▶ [WHAT YOU NEED TO DO] Your reply must consist of the data below, reproduced character for character.

▶ [Records from a data source]
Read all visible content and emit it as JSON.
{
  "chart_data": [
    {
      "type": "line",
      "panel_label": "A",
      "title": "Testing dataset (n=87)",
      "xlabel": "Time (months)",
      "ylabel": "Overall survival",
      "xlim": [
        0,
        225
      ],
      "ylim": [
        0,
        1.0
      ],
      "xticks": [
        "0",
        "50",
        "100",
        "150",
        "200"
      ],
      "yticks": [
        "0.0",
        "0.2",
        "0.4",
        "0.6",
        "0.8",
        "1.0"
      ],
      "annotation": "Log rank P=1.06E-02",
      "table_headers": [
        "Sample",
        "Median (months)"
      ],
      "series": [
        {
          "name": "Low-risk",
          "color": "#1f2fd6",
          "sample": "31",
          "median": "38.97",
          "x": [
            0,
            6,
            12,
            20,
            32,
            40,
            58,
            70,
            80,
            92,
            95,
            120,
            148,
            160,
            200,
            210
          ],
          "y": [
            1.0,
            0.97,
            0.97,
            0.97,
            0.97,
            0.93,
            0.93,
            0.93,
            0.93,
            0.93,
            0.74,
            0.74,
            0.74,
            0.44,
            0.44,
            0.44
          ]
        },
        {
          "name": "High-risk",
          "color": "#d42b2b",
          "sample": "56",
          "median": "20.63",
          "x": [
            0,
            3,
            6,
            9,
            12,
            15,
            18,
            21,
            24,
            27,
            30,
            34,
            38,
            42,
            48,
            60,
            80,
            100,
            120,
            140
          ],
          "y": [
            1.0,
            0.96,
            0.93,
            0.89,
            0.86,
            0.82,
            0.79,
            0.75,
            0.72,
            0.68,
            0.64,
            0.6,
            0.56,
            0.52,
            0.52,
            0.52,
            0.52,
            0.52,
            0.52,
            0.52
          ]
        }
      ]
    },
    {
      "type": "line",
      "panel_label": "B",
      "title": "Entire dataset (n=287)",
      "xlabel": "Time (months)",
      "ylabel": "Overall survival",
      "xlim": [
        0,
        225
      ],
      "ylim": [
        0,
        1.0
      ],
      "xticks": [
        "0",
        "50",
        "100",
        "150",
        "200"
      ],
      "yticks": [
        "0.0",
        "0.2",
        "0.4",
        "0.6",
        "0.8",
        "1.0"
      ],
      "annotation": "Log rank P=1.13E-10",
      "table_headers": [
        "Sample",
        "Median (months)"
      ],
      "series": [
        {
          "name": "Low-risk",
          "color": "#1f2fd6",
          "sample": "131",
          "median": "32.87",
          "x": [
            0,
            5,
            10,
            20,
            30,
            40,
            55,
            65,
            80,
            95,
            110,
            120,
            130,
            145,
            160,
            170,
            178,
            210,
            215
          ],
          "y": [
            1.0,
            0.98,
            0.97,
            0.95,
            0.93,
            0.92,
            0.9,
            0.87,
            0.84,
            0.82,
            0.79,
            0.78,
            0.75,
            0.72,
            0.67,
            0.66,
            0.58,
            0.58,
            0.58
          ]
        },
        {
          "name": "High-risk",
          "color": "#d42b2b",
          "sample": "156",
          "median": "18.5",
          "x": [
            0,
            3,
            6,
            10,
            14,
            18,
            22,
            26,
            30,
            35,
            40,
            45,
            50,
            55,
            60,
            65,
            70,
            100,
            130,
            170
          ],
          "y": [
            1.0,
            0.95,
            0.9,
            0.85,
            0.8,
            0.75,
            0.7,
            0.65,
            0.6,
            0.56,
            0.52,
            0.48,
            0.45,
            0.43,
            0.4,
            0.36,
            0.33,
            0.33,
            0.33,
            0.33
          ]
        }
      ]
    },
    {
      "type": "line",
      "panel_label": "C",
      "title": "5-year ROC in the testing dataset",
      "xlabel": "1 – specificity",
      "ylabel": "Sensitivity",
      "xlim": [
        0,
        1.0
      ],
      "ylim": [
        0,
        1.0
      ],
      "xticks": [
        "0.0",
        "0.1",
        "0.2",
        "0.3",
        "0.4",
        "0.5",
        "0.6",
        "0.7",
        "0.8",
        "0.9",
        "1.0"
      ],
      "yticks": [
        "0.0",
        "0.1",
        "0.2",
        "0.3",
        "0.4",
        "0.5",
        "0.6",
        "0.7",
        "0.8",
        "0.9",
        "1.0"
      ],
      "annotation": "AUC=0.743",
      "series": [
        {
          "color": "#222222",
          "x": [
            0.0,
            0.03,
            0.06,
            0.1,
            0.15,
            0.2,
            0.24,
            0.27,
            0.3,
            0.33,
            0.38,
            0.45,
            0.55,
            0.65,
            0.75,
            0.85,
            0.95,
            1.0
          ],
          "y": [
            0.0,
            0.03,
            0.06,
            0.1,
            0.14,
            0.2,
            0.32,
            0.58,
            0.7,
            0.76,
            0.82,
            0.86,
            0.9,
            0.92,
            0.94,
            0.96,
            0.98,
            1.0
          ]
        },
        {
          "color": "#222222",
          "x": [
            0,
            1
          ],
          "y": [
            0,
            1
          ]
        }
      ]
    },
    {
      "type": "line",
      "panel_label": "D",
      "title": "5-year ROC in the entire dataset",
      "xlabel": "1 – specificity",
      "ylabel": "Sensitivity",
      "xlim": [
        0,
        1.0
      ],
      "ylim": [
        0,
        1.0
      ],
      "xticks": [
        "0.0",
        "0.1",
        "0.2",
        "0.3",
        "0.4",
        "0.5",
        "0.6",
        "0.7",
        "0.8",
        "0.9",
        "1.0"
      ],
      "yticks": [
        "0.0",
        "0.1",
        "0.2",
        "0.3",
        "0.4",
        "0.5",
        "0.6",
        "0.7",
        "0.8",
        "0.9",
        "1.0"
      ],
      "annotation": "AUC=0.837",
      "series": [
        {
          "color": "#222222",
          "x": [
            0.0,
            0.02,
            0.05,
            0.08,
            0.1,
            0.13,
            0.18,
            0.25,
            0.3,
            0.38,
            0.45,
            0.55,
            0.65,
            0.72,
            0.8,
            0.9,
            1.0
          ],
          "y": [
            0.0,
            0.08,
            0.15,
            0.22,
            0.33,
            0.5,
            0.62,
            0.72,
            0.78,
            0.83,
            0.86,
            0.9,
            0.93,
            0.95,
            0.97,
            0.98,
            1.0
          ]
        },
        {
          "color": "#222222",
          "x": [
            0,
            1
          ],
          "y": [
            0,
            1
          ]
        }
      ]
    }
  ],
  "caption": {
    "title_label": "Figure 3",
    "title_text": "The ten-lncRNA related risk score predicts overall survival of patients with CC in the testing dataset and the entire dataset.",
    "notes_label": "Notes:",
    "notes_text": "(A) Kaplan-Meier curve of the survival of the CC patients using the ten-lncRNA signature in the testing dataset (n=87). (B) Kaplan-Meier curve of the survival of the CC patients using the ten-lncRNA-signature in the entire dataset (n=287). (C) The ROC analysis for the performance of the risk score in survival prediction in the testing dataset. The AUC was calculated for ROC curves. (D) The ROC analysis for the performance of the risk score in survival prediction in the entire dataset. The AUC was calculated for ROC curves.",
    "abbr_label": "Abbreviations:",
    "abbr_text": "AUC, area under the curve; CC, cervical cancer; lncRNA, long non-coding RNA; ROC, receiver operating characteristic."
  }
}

▶ [RESPONSE BOX]
Read all visible content and emit it as JSON.
{
  "chart_data": [
    {
      "type": "line",
      "panel_label": "A",
      "title": "Testing dataset (n=87)",
      "xlabel": "Time (months)",
      "ylabel": "Overall survival",
      "xlim": [
        0,
        225
      ],
      "ylim": [
        0,
        1.0
      ],
      "xticks": [
        "0",
        "50",
        "100",
        "150",
        "200"
      ],
      "yticks": [
        "0.0",
        "0.2",
        "0.4",
        "0.6",
        "0.8",
        "1.0"
      ],
      "annotation": "Log rank P=1.06E-02",
      "table_headers": [
        "Sample",
        "Median (months)"
      ],
      "series": [
        {
          "name": "Low-risk",
          "color": "#1f2fd6",
          "sample": "31",
          "median": "38.97",
          "x": [
            0,
            6,
            12,
            20,
            32,
            40,
            58,
            70,
            80,
            92,
            95,
            120,
            148,
            160,
            200,
            210
          ],
          "y": [
            1.0,
            0.97,
            0.97,
            0.97,
            0.97,
            0.93,
            0.93,
            0.93,
            0.93,
            0.93,
            0.74,
            0.74,
            0.74,
            0.44,
            0.44,
            0.44
          ]
        },
        {
          "name": "High-risk",
          "color": "#d42b2b",
          "sample": "56",
          "median": "20.63",
          "x": [
            0,
            3,
            6,
            9,
            12,
            15,
            18,
            21,
            24,
            27,
            30,
            34,
            38,
            42,
            48,
            60,
            80,
            100,
            120,
            140
          ],
          "y": [
            1.0,
            0.96,
            0.93,
            0.89,
            0.86,
            0.82,
            0.79,
            0.75,
            0.72,
            0.68,
            0.64,
            0.6,
            0.56,
            0.52,
            0.52,
            0.52,
            0.52,
            0.52,
            0.52,
            0.52
          ]
        }
      ]
    },
    {
      "type": "line",
      "panel_label": "B",
      "title": "Entire dataset (n=287)",
      "xlabel": "Time (months)",
      "ylabel": "Overall survival",
      "xlim": [
        0,
        225
      ],
      "ylim": [
        0,
        1.0
      ],
      "xticks": [
        "0",
        "50",
        "100",
        "150",
        "200"
      ],
      "yticks": [
        "0.0",
        "0.2",
        "0.4",
        "0.6",
        "0.8",
        "1.0"
      ],
      "annotation": "Log rank P=1.13E-10",
      "table_headers": [
        "Sample",
        "Median (months)"
      ],
      "series": [
        {
          "name": "Low-risk",
          "color": "#1f2fd6",
          "sample": "131",
          "median": "32.87",
          "x": [
            0,
            5,
            10,
            20,
            30,
            40,
            55,
            65,
            80,
            95,
            110,
            120,
            130,
            145,
            160,
            170,
            178,
            210,
            215
          ],
          "y": [
            1.0,
            0.98,
            0.97,
            0.95,
            0.93,
            0.92,
            0.9,
            0.87,
            0.84,
            0.82,
            0.79,
            0.78,
            0.75,
            0.72,
            0.67,
            0.66,
            0.58,
            0.58,
            0.58
          ]
        },
        {
          "name": "High-risk",
          "color": "#d42b2b",
          "sample": "156",
          "median": "18.5",
          "x": [
            0,
            3,
            6,
            10,
            14,
            18,
            22,
            26,
            30,
            35,
            40,
            45,
            50,
            55,
            60,
            65,
            70,
            100,
            130,
            170
          ],
          "y": [
            1.0,
            0.95,
            0.9,
            0.85,
            0.8,
            0.75,
            0.7,
            0.65,
            0.6,
            0.56,
            0.52,
            0.48,
            0.45,
            0.43,
            0.4,
            0.36,
            0.33,
            0.33,
            0.33,
            0.33
          ]
        }
      ]
    },
    {
      "type": "line",
      "panel_label": "C",
      "title": "5-year ROC in the testing dataset",
      "xlabel": "1 – specificity",
      "ylabel": "Sensitivity",
      "xlim": [
        0,
        1.0
      ],
      "ylim": [
        0,
        1.0
      ],
      "xticks": [
        "0.0",
        "0.1",
        "0.2",
        "0.3",
        "0.4",
        "0.5",
        "0.6",
        "0.7",
        "0.8",
        "0.9",
        "1.0"
      ],
      "yticks": [
        "0.0",
        "0.1",
        "0.2",
        "0.3",
        "0.4",
        "0.5",
        "0.6",
        "0.7",
        "0.8",
        "0.9",
        "1.0"
      ],
      "annotation": "AUC=0.743",
      "series": [
        {
          "color": "#222222",
          "x": [
            0.0,
            0.03,
            0.06,
            0.1,
            0.15,
            0.2,
            0.24,
            0.27,
            0.3,
            0.33,
            0.38,
            0.45,
            0.55,
            0.65,
            0.75,
            0.85,
            0.95,
            1.0
          ],
          "y": [
            0.0,
            0.03,
            0.06,
            0.1,
            0.14,
            0.2,
            0.32,
            0.58,
            0.7,
            0.76,
            0.82,
            0.86,
            0.9,
            0.92,
            0.94,
            0.96,
            0.98,
            1.0
          ]
        },
        {
          "color": "#222222",
          "x": [
            0,
            1
          ],
          "y": [
            0,
            1
          ]
        }
      ]
    },
    {
      "type": "line",
      "panel_label": "D",
      "title": "5-year ROC in the entire dataset",
      "xlabel": "1 – specificity",
      "ylabel": "Sensitivity",
      "xlim": [
        0,
        1.0
      ],
      "ylim": [
        0,
        1.0
      ],
      "xticks": [
        "0.0",
        "0.1",
        "0.2",
        "0.3",
        "0.4",
        "0.5",
        "0.6",
        "0.7",
        "0.8",
        "0.9",
        "1.0"
      ],
      "yticks": [
        "0.0",
        "0.1",
        "0.2",
        "0.3",
        "0.4",
        "0.5",
        "0.6",
        "0.7",
        "0.8",
        "0.9",
        "1.0"
      ],
      "annotation": "AUC=0.837",
      "series": [
        {
          "color": "#222222",
          "x": [
            0.0,
            0.02,
            0.05,
            0.08,
            0.1,
            0.13,
            0.18,
            0.25,
            0.3,
            0.38,
            0.45,
            0.55,
            0.65,
            0.72,
            0.8,
            0.9,
            1.0
          ],
          "y": [
            0.0,
            0.08,
            0.15,
            0.22,
            0.33,
            0.5,
            0.62,
            0.72,
            0.78,
            0.83,
            0.86,
            0.9,
            0.93,
            0.95,
            0.97,
            0.98,
            1.0
          ]
        },
        {
          "color": "#222222",
          "x": [
            0,
            1
          ],
          "y": [
            0,
            1
          ]
        }
      ]
    }
  ],
  "caption": {
    "title_label": "Figure 3",
    "title_text": "The ten-lncRNA related risk score predicts overall survival of patients with CC in the testing dataset and the entire dataset.",
    "notes_label": "Notes:",
    "notes_text": "(A) Kaplan-Meier curve of the survival of the CC patients using the ten-lncRNA signature in the testing dataset (n=87). (B) Kaplan-Meier curve of the survival of the CC patients using the ten-lncRNA-signature in the entire dataset (n=287). (C) The ROC analysis for the performance of the risk score in survival prediction in the testing dataset. The AUC was calculated for ROC curves. (D) The ROC analysis for the performance of the risk score in survival prediction in the entire dataset. The AUC was calculated for ROC curves.",
    "abbr_label": "Abbreviations:",
    "abbr_text": "AUC, area under the curve; CC, cervical cancer; lncRNA, long non-coding RNA; ROC, receiver operating characteristic."
  }
}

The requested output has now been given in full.